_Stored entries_
__________

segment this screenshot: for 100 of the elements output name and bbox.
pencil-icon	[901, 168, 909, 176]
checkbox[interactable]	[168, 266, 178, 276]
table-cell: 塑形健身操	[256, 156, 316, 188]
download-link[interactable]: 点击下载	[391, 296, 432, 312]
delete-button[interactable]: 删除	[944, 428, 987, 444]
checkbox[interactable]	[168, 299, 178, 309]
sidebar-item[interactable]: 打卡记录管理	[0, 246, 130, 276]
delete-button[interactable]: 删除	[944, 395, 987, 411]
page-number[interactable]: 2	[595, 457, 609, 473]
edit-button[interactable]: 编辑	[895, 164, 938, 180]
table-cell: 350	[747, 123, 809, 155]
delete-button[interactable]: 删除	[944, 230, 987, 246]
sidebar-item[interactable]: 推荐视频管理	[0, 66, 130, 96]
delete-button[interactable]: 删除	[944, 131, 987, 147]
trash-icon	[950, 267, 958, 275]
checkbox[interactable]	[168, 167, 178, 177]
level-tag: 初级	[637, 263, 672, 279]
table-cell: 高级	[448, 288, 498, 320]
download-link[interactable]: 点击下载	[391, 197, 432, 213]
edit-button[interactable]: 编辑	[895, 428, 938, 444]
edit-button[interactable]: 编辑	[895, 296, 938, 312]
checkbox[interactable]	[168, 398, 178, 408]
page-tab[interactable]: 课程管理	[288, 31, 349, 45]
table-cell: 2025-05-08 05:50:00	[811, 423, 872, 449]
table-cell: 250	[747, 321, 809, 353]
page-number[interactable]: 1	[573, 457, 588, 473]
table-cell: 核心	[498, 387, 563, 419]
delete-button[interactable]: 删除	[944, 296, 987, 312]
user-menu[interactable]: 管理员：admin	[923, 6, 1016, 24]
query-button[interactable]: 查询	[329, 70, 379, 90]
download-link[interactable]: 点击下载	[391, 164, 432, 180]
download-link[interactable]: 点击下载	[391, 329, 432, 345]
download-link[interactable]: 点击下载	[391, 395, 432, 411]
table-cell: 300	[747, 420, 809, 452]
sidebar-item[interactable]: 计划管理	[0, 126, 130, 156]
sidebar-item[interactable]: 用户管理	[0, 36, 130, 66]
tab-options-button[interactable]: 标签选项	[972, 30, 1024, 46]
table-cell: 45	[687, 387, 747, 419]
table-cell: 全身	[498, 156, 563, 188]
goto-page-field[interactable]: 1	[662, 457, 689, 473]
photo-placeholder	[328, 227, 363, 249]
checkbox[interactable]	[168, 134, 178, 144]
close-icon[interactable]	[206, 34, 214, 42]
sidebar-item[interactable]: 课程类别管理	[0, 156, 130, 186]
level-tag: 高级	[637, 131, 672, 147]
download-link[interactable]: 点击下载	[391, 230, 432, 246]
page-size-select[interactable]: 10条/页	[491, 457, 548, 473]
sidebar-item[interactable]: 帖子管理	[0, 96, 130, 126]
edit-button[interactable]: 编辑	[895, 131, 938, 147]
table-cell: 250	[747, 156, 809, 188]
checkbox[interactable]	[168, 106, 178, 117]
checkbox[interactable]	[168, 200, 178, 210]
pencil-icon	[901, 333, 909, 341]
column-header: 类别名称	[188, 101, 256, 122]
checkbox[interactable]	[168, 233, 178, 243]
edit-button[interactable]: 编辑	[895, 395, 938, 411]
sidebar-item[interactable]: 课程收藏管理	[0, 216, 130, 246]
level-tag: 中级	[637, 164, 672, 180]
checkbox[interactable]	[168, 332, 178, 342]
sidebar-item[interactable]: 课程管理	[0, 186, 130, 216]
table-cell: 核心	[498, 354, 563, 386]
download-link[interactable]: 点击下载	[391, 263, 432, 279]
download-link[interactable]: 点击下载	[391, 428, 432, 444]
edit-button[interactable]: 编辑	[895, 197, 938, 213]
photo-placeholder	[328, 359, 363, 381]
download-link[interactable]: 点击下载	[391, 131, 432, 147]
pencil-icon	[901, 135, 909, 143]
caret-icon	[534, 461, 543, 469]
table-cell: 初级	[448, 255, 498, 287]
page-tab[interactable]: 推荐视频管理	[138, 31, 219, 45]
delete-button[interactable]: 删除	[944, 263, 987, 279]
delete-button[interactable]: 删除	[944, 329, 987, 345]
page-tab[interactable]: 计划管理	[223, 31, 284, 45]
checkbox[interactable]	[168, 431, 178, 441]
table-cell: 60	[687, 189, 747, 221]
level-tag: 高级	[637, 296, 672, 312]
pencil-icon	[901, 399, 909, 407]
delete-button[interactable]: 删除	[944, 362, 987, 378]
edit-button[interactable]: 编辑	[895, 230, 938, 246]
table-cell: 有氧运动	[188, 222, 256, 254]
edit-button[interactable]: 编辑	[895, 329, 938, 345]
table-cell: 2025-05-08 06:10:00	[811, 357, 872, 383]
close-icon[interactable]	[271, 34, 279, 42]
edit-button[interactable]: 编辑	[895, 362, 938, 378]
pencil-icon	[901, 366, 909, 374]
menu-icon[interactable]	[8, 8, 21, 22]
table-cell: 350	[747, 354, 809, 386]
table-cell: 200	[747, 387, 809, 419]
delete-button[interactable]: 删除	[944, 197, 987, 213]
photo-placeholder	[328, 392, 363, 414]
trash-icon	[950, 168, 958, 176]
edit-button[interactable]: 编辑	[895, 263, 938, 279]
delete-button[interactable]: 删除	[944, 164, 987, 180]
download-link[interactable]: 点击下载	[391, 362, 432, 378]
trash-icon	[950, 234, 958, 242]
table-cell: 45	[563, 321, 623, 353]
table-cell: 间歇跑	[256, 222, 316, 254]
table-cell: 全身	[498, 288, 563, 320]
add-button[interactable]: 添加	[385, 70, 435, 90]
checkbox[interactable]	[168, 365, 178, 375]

__________

_Short exercise_
Which lines of the material contain the string "level"? Identify each one and copy it in full, treating uppercase and lowercase as different.

_Result below_
level-tag: 初级	[637, 263, 672, 279]
level-tag: 高级	[637, 131, 672, 147]
level-tag: 中级	[637, 164, 672, 180]
level-tag: 高级	[637, 296, 672, 312]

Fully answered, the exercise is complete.